> [Collected data]
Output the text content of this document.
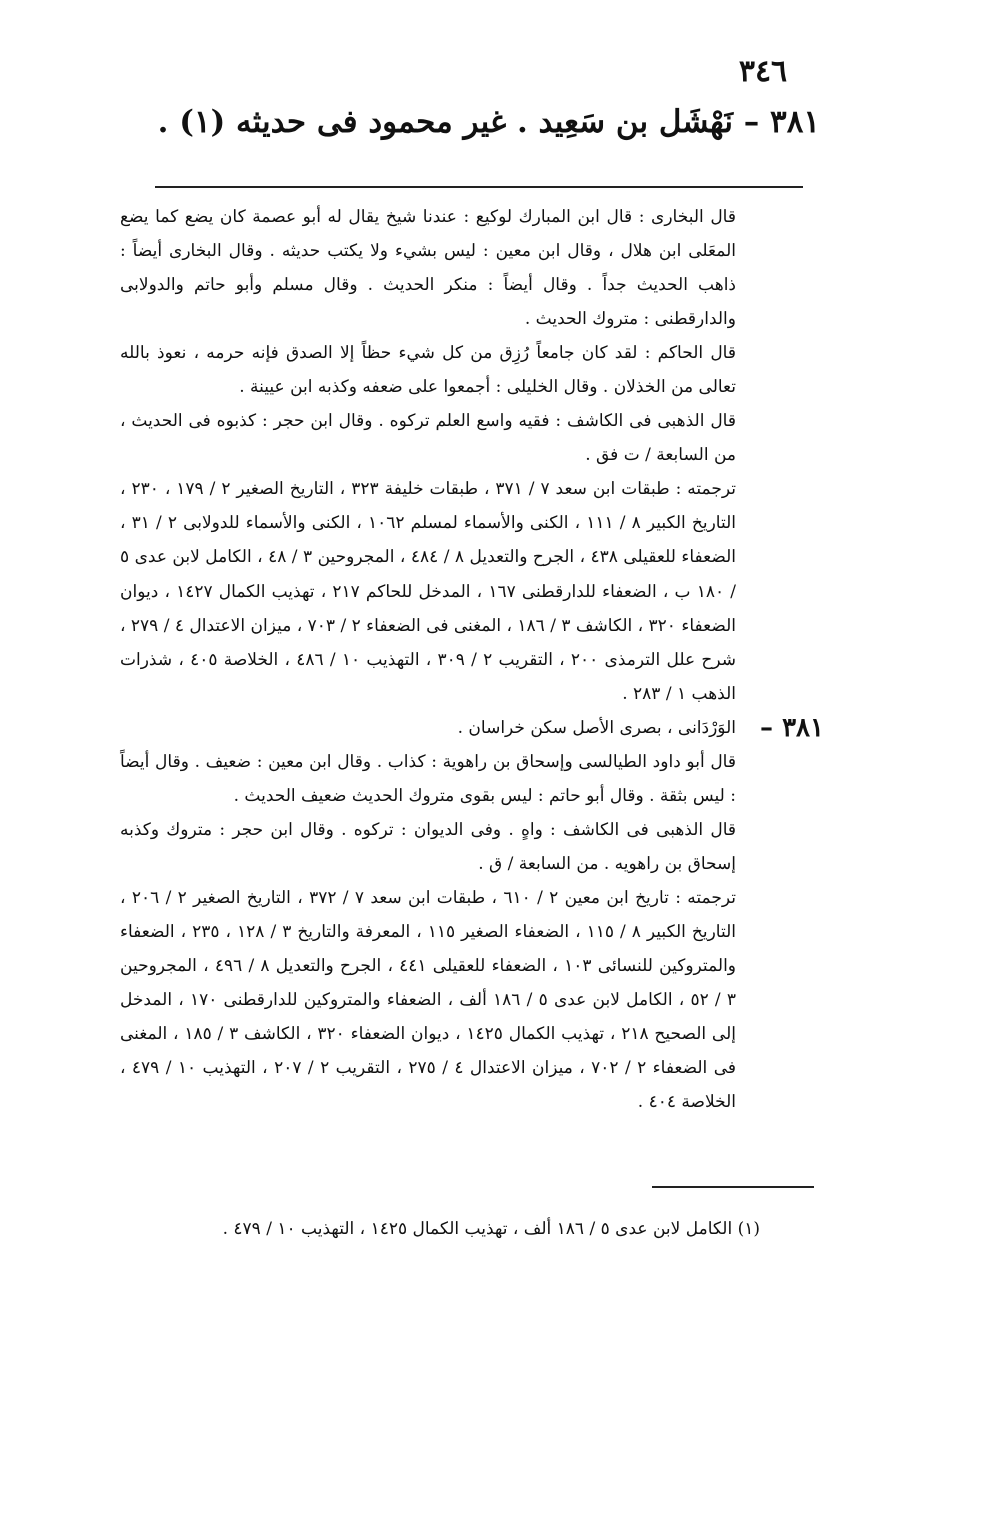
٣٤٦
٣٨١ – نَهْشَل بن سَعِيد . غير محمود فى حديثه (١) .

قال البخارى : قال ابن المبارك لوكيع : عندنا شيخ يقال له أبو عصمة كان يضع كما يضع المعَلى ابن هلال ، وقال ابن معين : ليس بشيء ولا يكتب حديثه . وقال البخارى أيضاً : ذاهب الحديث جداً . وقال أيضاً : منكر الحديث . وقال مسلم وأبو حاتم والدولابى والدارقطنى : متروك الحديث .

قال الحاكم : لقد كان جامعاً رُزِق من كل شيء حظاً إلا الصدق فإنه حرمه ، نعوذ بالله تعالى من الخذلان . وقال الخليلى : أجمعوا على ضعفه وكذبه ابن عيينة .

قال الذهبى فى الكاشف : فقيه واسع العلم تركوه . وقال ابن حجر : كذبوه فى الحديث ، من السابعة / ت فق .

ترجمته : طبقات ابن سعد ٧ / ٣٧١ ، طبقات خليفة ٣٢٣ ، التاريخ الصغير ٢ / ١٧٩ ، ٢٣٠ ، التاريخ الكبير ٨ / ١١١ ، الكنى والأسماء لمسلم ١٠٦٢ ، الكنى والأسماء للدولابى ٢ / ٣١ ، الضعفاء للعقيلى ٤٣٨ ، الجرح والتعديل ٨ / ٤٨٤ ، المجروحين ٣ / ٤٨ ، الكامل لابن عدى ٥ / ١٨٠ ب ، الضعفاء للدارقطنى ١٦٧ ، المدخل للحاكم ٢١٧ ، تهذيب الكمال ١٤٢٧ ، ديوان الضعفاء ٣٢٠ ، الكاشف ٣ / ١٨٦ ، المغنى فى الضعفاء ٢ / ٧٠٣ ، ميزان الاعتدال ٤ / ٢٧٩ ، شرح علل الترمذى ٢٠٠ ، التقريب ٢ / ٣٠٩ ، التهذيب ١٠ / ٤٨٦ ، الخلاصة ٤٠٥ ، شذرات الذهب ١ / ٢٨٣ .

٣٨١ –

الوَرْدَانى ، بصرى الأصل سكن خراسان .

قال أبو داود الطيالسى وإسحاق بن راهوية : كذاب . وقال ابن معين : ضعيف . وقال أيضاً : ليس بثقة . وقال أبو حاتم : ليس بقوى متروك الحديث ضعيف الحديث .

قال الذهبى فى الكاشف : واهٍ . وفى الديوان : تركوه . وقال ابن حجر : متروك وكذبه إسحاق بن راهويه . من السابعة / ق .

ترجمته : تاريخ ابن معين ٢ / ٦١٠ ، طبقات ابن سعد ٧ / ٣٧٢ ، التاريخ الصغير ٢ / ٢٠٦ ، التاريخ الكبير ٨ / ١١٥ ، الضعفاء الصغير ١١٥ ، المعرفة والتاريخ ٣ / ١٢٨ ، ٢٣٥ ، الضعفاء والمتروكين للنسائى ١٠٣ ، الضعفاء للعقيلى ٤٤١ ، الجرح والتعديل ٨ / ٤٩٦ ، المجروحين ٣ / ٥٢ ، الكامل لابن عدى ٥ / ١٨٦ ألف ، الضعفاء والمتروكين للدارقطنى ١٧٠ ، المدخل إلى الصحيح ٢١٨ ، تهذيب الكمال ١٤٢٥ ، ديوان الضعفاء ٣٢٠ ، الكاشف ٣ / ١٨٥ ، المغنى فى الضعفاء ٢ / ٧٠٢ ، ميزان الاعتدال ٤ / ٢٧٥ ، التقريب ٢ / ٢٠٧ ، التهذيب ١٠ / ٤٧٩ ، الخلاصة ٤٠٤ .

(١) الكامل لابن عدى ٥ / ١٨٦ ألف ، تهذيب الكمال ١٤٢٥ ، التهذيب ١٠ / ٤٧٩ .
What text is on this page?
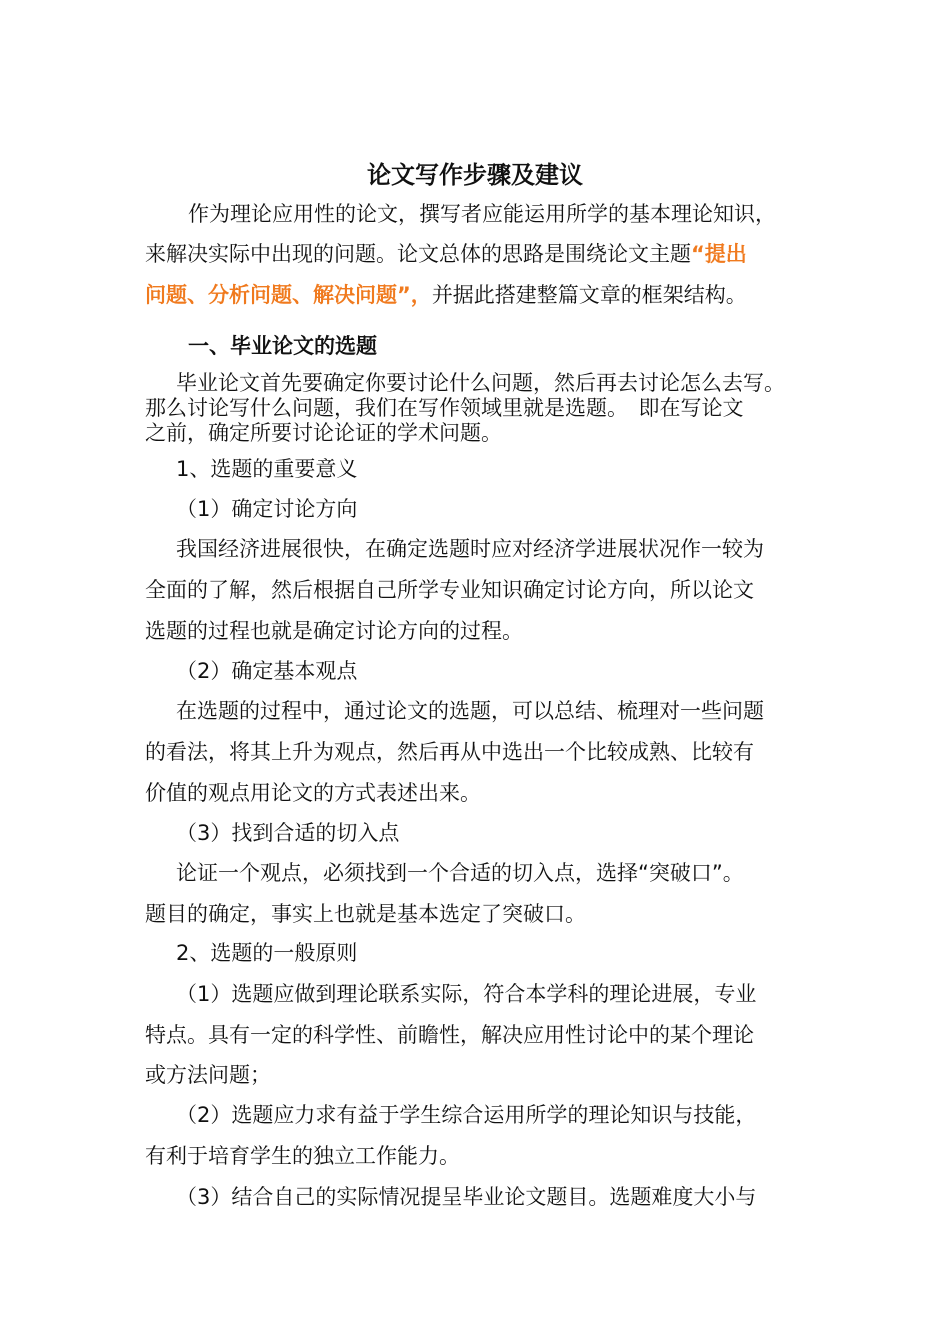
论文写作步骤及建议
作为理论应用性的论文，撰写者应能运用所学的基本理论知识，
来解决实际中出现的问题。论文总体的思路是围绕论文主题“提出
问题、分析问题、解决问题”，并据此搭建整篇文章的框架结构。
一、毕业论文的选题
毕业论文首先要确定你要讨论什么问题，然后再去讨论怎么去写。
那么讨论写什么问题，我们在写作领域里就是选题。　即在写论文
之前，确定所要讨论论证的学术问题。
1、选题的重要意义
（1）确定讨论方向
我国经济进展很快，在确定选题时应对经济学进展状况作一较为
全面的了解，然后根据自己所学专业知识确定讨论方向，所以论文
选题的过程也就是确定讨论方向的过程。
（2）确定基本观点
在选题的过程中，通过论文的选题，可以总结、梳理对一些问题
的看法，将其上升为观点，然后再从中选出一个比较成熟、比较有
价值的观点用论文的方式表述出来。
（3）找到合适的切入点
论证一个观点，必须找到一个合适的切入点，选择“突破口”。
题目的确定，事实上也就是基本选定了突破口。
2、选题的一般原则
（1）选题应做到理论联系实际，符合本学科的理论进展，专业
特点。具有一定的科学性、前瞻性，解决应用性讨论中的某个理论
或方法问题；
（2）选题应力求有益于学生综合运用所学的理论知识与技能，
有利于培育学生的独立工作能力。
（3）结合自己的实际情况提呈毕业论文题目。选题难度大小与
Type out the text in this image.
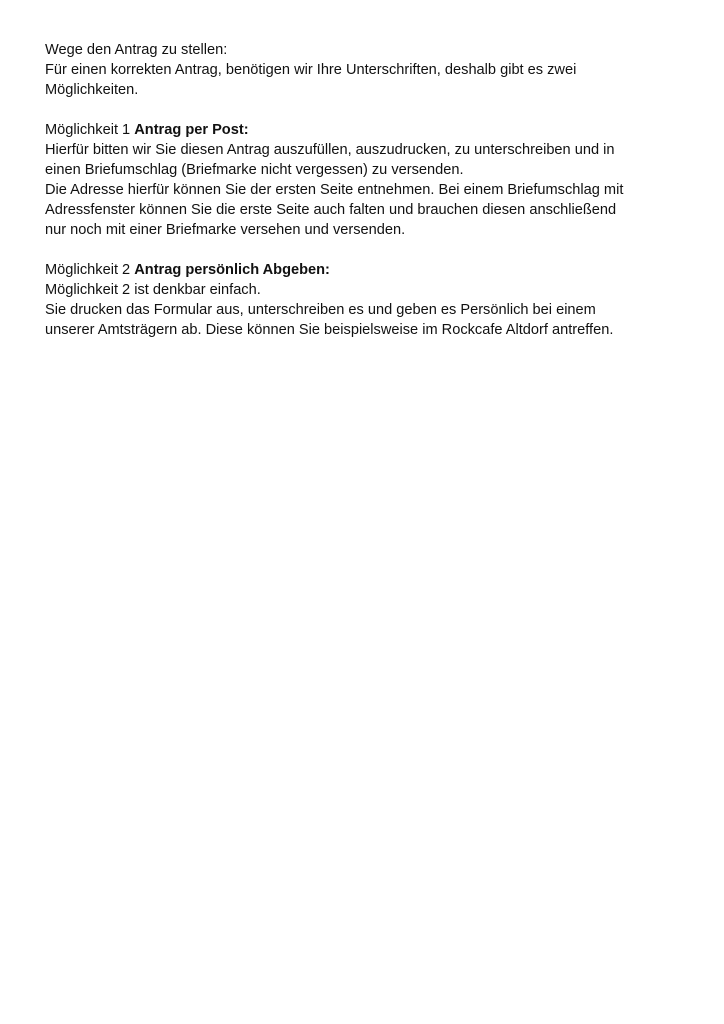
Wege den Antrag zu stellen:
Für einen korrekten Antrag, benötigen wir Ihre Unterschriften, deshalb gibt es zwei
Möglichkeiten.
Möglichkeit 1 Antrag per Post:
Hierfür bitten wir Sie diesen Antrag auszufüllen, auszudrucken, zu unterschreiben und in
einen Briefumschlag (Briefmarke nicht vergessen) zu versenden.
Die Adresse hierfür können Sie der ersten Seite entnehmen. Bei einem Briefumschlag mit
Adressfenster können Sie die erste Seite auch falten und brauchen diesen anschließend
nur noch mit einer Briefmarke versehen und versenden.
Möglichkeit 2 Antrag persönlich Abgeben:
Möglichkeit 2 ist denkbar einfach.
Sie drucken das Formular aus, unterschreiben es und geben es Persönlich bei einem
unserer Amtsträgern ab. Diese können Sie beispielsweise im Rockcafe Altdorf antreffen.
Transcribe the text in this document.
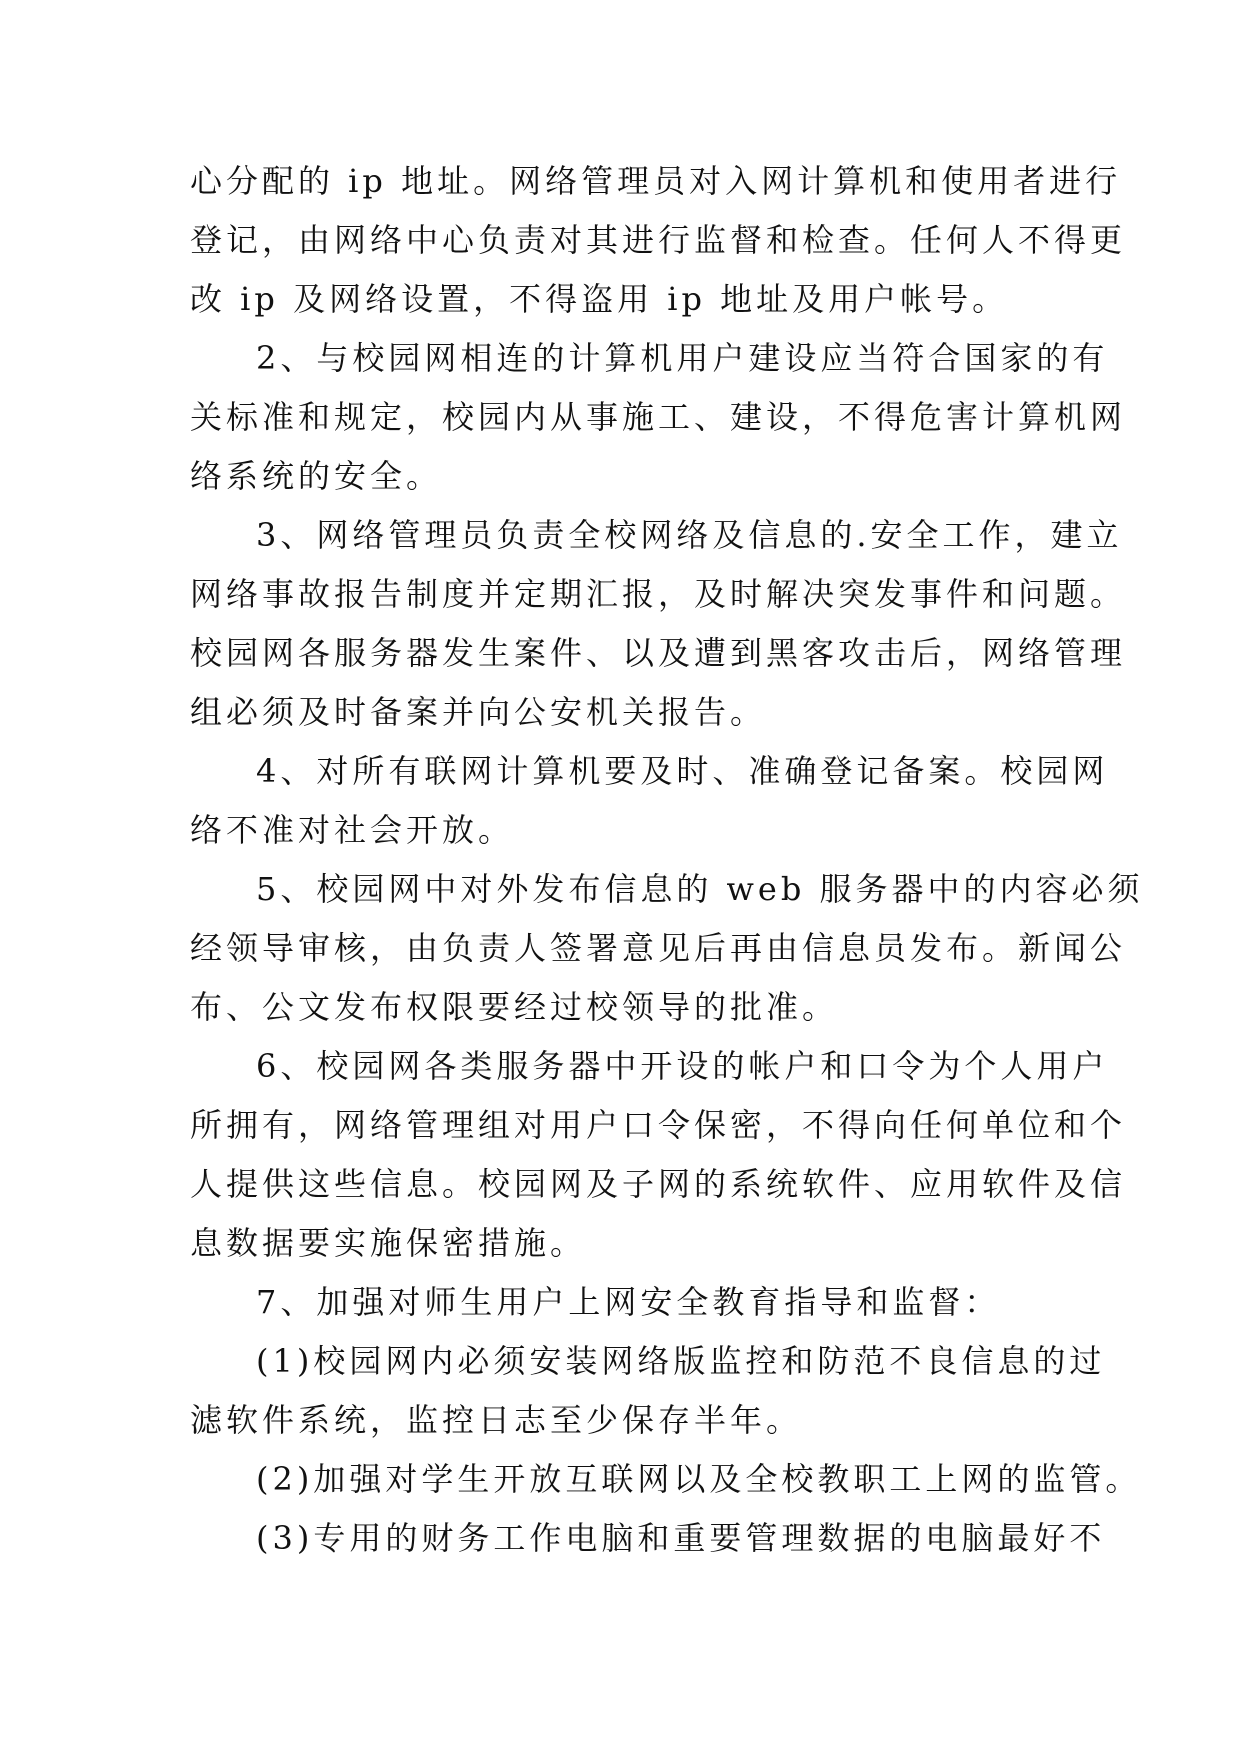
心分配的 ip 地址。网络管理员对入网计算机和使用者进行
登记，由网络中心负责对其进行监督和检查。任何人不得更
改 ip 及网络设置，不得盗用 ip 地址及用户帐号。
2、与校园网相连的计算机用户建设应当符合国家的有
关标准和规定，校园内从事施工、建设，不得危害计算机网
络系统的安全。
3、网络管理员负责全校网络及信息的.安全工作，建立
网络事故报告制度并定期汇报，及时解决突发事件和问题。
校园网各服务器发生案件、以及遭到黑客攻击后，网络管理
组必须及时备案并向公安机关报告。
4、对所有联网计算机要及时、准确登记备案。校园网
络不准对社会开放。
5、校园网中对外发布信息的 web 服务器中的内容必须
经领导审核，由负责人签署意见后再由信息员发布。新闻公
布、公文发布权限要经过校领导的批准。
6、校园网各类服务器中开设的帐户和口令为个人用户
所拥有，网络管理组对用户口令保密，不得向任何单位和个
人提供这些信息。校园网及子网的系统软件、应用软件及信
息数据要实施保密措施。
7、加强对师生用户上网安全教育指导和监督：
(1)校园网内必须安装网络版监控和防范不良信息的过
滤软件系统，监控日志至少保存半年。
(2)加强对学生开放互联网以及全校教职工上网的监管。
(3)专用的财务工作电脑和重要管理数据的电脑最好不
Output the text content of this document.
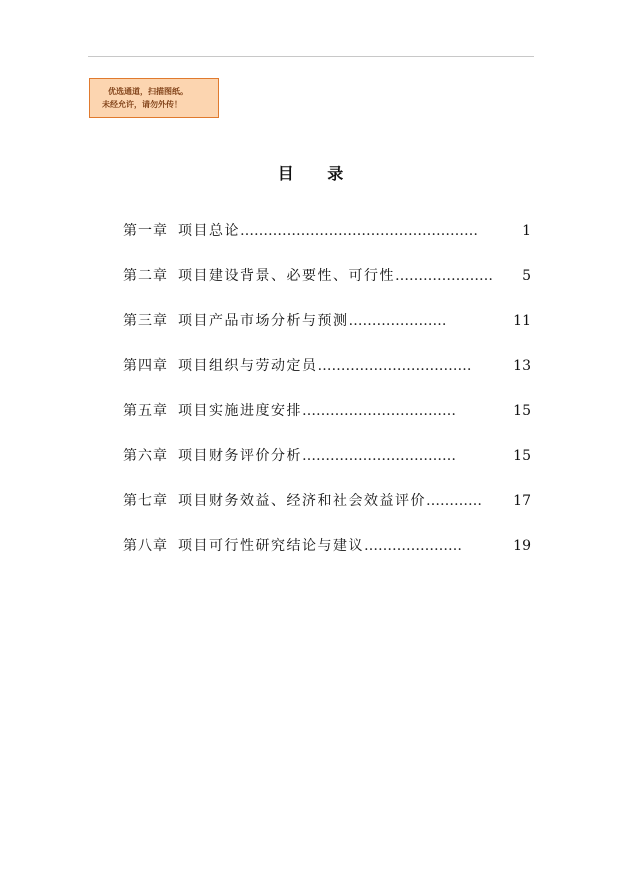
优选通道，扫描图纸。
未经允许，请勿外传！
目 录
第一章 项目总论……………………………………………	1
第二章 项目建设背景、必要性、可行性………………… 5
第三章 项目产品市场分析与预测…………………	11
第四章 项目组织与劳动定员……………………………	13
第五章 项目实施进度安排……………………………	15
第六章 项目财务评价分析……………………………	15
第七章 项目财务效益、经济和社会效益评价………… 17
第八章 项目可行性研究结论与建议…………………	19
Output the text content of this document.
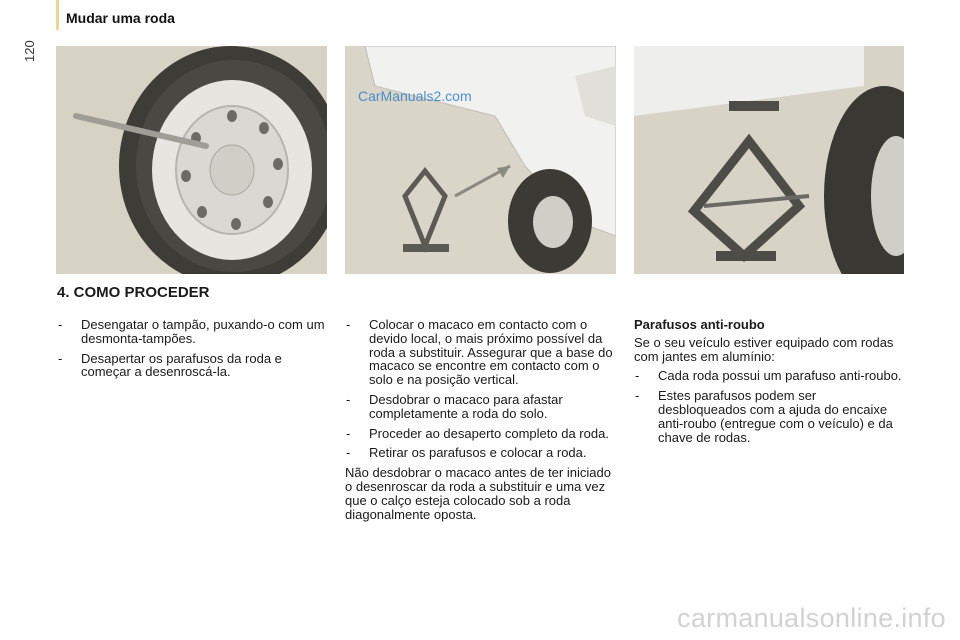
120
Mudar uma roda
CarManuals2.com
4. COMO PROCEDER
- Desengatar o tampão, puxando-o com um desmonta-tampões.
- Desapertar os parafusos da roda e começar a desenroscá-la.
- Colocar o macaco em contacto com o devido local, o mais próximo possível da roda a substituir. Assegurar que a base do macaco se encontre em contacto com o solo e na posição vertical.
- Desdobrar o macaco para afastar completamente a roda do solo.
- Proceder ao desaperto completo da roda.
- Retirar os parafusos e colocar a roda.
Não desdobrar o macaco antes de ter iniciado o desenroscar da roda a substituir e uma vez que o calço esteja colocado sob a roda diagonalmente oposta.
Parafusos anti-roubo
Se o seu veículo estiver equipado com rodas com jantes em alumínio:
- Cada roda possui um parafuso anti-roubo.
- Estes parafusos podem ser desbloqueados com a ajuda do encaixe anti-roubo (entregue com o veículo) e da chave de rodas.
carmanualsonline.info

> [Given task]
Pick out all lines from the data above in which the word "Seite" appears.

> [Result for this exercise]
Die Adresse hierfür können Sie der ersten Seite entnehmen. Bei einem Briefumschlag mit
Adressfenster können Sie die erste Seite auch falten und brauchen diesen anschließend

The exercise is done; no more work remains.